- Work to do:
Repeat the listing below in full, exactly as it stands.

Saved entries
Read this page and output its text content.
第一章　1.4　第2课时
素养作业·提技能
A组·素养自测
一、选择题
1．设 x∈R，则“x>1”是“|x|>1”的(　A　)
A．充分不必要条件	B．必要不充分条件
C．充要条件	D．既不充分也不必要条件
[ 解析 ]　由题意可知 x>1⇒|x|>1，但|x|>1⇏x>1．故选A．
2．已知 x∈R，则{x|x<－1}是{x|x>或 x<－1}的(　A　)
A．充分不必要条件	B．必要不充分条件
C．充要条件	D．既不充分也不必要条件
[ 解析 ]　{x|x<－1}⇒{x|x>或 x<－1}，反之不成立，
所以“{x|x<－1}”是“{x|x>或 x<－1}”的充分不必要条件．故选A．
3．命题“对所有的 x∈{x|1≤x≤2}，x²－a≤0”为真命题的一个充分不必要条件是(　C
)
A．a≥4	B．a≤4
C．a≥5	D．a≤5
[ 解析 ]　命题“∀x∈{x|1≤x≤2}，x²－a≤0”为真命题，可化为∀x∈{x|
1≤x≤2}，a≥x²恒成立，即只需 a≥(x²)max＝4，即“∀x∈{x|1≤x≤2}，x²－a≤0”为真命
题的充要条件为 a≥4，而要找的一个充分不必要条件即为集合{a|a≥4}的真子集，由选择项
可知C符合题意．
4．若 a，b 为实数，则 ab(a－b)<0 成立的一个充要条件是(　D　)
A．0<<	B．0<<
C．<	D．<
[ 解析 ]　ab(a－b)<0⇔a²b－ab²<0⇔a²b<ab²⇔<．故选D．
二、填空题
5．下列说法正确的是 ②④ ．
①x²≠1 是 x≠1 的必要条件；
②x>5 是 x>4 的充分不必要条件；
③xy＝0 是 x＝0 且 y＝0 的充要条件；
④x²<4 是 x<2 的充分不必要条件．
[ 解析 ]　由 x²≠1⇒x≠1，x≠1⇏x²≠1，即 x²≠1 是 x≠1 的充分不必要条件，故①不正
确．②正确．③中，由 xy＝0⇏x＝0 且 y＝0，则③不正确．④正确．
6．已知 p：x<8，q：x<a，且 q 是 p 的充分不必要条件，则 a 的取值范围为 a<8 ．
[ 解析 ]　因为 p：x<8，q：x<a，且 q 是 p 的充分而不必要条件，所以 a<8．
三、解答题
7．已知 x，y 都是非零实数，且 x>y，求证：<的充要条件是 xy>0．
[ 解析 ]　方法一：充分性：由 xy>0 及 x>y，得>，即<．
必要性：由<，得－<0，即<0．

- Answer to the task:
Read this page and output its text content.
第一章　1.4　第2课时
素养作业·提技能
A组·素养自测
一、选择题
1．设 x∈R，则“x>1”是“|x|>1”的(　A　)
A．充分不必要条件	B．必要不充分条件
C．充要条件	D．既不充分也不必要条件
[ 解析 ]　由题意可知 x>1⇒|x|>1，但|x|>1⇏x>1．故选A．
2．已知 x∈R，则{x|x<－1}是{x|x>或 x<－1}的(　A　)
A．充分不必要条件	B．必要不充分条件
C．充要条件	D．既不充分也不必要条件
[ 解析 ]　{x|x<－1}⇒{x|x>或 x<－1}，反之不成立，
所以“{x|x<－1}”是“{x|x>或 x<－1}”的充分不必要条件．故选A．
3．命题“对所有的 x∈{x|1≤x≤2}，x²－a≤0”为真命题的一个充分不必要条件是(　C
)
A．a≥4	B．a≤4
C．a≥5	D．a≤5
[ 解析 ]　命题“∀x∈{x|1≤x≤2}，x²－a≤0”为真命题，可化为∀x∈{x|
1≤x≤2}，a≥x²恒成立，即只需 a≥(x²)max＝4，即“∀x∈{x|1≤x≤2}，x²－a≤0”为真命
题的充要条件为 a≥4，而要找的一个充分不必要条件即为集合{a|a≥4}的真子集，由选择项
可知C符合题意．
4．若 a，b 为实数，则 ab(a－b)<0 成立的一个充要条件是(　D　)
A．0<<	B．0<<
C．<	D．<
[ 解析 ]　ab(a－b)<0⇔a²b－ab²<0⇔a²b<ab²⇔<．故选D．
二、填空题
5．下列说法正确的是 ②④ ．
①x²≠1 是 x≠1 的必要条件；
②x>5 是 x>4 的充分不必要条件；
③xy＝0 是 x＝0 且 y＝0 的充要条件；
④x²<4 是 x<2 的充分不必要条件．
[ 解析 ]　由 x²≠1⇒x≠1，x≠1⇏x²≠1，即 x²≠1 是 x≠1 的充分不必要条件，故①不正
确．②正确．③中，由 xy＝0⇏x＝0 且 y＝0，则③不正确．④正确．
6．已知 p：x<8，q：x<a，且 q 是 p 的充分不必要条件，则 a 的取值范围为 a<8 ．
[ 解析 ]　因为 p：x<8，q：x<a，且 q 是 p 的充分而不必要条件，所以 a<8．
三、解答题
7．已知 x，y 都是非零实数，且 x>y，求证：<的充要条件是 xy>0．
[ 解析 ]　方法一：充分性：由 xy>0 及 x>y，得>，即<．
必要性：由<，得－<0，即<0．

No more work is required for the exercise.